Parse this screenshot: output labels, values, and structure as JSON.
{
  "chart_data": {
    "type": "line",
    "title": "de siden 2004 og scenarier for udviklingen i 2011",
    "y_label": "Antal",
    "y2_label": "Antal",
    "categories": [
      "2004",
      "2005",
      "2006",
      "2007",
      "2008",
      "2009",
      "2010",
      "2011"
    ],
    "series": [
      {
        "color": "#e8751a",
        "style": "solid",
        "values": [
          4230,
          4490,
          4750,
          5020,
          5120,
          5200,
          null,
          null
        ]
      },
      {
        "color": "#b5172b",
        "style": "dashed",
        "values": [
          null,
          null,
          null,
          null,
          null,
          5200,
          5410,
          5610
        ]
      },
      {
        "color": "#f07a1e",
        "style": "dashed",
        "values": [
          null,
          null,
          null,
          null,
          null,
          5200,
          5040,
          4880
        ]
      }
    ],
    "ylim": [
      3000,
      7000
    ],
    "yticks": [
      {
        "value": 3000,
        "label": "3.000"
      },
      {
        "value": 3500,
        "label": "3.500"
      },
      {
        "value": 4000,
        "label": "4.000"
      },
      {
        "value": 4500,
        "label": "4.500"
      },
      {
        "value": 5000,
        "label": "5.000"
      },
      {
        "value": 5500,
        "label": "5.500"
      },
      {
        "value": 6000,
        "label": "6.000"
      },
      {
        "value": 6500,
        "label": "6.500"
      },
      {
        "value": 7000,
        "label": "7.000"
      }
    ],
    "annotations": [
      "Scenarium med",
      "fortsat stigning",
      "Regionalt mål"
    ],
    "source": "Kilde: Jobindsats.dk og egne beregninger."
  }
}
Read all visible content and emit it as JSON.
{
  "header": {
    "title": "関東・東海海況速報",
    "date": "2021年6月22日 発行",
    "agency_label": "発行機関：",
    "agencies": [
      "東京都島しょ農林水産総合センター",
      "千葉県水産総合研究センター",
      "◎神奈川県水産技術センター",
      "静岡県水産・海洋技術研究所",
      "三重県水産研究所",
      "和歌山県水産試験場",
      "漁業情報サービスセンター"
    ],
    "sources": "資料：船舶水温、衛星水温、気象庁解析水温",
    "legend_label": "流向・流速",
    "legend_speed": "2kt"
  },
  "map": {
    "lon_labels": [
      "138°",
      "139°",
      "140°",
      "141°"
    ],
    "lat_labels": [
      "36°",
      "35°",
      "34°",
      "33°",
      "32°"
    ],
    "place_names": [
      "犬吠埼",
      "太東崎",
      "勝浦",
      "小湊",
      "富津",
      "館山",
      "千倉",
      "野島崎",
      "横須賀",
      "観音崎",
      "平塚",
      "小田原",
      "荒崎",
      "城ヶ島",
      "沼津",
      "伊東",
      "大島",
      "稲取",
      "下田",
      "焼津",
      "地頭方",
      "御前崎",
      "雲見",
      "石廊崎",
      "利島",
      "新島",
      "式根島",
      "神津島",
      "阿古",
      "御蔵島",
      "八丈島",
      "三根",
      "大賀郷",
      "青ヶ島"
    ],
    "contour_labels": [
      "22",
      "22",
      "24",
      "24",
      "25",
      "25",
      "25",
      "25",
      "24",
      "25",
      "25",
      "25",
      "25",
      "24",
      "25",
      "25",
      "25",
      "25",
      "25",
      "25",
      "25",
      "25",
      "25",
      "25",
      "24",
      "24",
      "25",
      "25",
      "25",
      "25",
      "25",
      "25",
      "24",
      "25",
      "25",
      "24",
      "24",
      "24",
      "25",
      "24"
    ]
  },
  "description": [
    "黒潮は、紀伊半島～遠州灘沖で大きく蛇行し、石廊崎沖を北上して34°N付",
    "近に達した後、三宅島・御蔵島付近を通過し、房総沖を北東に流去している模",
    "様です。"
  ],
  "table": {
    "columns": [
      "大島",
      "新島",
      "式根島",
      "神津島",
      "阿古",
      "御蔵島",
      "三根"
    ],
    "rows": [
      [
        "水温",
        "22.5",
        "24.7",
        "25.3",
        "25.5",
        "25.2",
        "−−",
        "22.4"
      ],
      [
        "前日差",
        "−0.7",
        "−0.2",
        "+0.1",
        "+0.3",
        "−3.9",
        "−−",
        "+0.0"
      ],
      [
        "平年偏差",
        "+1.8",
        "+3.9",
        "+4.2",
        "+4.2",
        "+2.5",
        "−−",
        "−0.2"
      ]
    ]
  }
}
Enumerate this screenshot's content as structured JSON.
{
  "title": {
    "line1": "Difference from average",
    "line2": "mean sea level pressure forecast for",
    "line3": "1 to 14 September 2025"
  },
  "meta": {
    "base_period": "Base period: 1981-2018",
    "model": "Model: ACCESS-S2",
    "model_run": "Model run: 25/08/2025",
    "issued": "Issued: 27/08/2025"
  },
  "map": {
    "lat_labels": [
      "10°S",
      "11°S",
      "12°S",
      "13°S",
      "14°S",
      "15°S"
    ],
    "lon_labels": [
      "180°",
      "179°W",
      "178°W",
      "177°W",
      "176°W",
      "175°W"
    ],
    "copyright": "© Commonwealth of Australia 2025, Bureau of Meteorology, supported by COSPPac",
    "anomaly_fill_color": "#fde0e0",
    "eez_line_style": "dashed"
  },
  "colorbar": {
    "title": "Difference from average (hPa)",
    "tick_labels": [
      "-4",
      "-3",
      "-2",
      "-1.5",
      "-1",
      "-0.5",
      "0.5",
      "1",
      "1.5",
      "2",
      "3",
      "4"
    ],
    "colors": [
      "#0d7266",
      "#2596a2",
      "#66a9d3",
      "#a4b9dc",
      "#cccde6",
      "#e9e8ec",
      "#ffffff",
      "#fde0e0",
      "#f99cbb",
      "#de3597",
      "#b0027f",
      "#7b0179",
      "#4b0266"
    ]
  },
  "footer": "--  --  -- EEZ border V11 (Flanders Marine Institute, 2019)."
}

Your task
All of the entries should be written out again exactly.

Complete response
Parse this screenshot: output labels, values, and structure as JSON.
{
  "chart_data": {
    "type": "line",
    "title": "de siden 2004 og scenarier for udviklingen i 2011",
    "y_label": "Antal",
    "y2_label": "Antal",
    "categories": [
      "2004",
      "2005",
      "2006",
      "2007",
      "2008",
      "2009",
      "2010",
      "2011"
    ],
    "series": [
      {
        "color": "#e8751a",
        "style": "solid",
        "values": [
          4230,
          4490,
          4750,
          5020,
          5120,
          5200,
          null,
          null
        ]
      },
      {
        "color": "#b5172b",
        "style": "dashed",
        "values": [
          null,
          null,
          null,
          null,
          null,
          5200,
          5410,
          5610
        ]
      },
      {
        "color": "#f07a1e",
        "style": "dashed",
        "values": [
          null,
          null,
          null,
          null,
          null,
          5200,
          5040,
          4880
        ]
      }
    ],
    "ylim": [
      3000,
      7000
    ],
    "yticks": [
      {
        "value": 3000,
        "label": "3.000"
      },
      {
        "value": 3500,
        "label": "3.500"
      },
      {
        "value": 4000,
        "label": "4.000"
      },
      {
        "value": 4500,
        "label": "4.500"
      },
      {
        "value": 5000,
        "label": "5.000"
      },
      {
        "value": 5500,
        "label": "5.500"
      },
      {
        "value": 6000,
        "label": "6.000"
      },
      {
        "value": 6500,
        "label": "6.500"
      },
      {
        "value": 7000,
        "label": "7.000"
      }
    ],
    "annotations": [
      "Scenarium med",
      "fortsat stigning",
      "Regionalt mål"
    ],
    "source": "Kilde: Jobindsats.dk og egne beregninger."
  }
}
Read all visible content and emit it as JSON.
{
  "header": {
    "title": "関東・東海海況速報",
    "date": "2021年6月22日 発行",
    "agency_label": "発行機関：",
    "agencies": [
      "東京都島しょ農林水産総合センター",
      "千葉県水産総合研究センター",
      "◎神奈川県水産技術センター",
      "静岡県水産・海洋技術研究所",
      "三重県水産研究所",
      "和歌山県水産試験場",
      "漁業情報サービスセンター"
    ],
    "sources": "資料：船舶水温、衛星水温、気象庁解析水温",
    "legend_label": "流向・流速",
    "legend_speed": "2kt"
  },
  "map": {
    "lon_labels": [
      "138°",
      "139°",
      "140°",
      "141°"
    ],
    "lat_labels": [
      "36°",
      "35°",
      "34°",
      "33°",
      "32°"
    ],
    "place_names": [
      "犬吠埼",
      "太東崎",
      "勝浦",
      "小湊",
      "富津",
      "館山",
      "千倉",
      "野島崎",
      "横須賀",
      "観音崎",
      "平塚",
      "小田原",
      "荒崎",
      "城ヶ島",
      "沼津",
      "伊東",
      "大島",
      "稲取",
      "下田",
      "焼津",
      "地頭方",
      "御前崎",
      "雲見",
      "石廊崎",
      "利島",
      "新島",
      "式根島",
      "神津島",
      "阿古",
      "御蔵島",
      "八丈島",
      "三根",
      "大賀郷",
      "青ヶ島"
    ],
    "contour_labels": [
      "22",
      "22",
      "24",
      "24",
      "25",
      "25",
      "25",
      "25",
      "24",
      "25",
      "25",
      "25",
      "25",
      "24",
      "25",
      "25",
      "25",
      "25",
      "25",
      "25",
      "25",
      "25",
      "25",
      "25",
      "24",
      "24",
      "25",
      "25",
      "25",
      "25",
      "25",
      "25",
      "24",
      "25",
      "25",
      "24",
      "24",
      "24",
      "25",
      "24"
    ]
  },
  "description": [
    "黒潮は、紀伊半島～遠州灘沖で大きく蛇行し、石廊崎沖を北上して34°N付",
    "近に達した後、三宅島・御蔵島付近を通過し、房総沖を北東に流去している模",
    "様です。"
  ],
  "table": {
    "columns": [
      "大島",
      "新島",
      "式根島",
      "神津島",
      "阿古",
      "御蔵島",
      "三根"
    ],
    "rows": [
      [
        "水温",
        "22.5",
        "24.7",
        "25.3",
        "25.5",
        "25.2",
        "−−",
        "22.4"
      ],
      [
        "前日差",
        "−0.7",
        "−0.2",
        "+0.1",
        "+0.3",
        "−3.9",
        "−−",
        "+0.0"
      ],
      [
        "平年偏差",
        "+1.8",
        "+3.9",
        "+4.2",
        "+4.2",
        "+2.5",
        "−−",
        "−0.2"
      ]
    ]
  }
}
Enumerate this screenshot's content as structured JSON.
{
  "title": {
    "line1": "Difference from average",
    "line2": "mean sea level pressure forecast for",
    "line3": "1 to 14 September 2025"
  },
  "meta": {
    "base_period": "Base period: 1981-2018",
    "model": "Model: ACCESS-S2",
    "model_run": "Model run: 25/08/2025",
    "issued": "Issued: 27/08/2025"
  },
  "map": {
    "lat_labels": [
      "10°S",
      "11°S",
      "12°S",
      "13°S",
      "14°S",
      "15°S"
    ],
    "lon_labels": [
      "180°",
      "179°W",
      "178°W",
      "177°W",
      "176°W",
      "175°W"
    ],
    "copyright": "© Commonwealth of Australia 2025, Bureau of Meteorology, supported by COSPPac",
    "anomaly_fill_color": "#fde0e0",
    "eez_line_style": "dashed"
  },
  "colorbar": {
    "title": "Difference from average (hPa)",
    "tick_labels": [
      "-4",
      "-3",
      "-2",
      "-1.5",
      "-1",
      "-0.5",
      "0.5",
      "1",
      "1.5",
      "2",
      "3",
      "4"
    ],
    "colors": [
      "#0d7266",
      "#2596a2",
      "#66a9d3",
      "#a4b9dc",
      "#cccde6",
      "#e9e8ec",
      "#ffffff",
      "#fde0e0",
      "#f99cbb",
      "#de3597",
      "#b0027f",
      "#7b0179",
      "#4b0266"
    ]
  },
  "footer": "--  --  -- EEZ border V11 (Flanders Marine Institute, 2019)."
}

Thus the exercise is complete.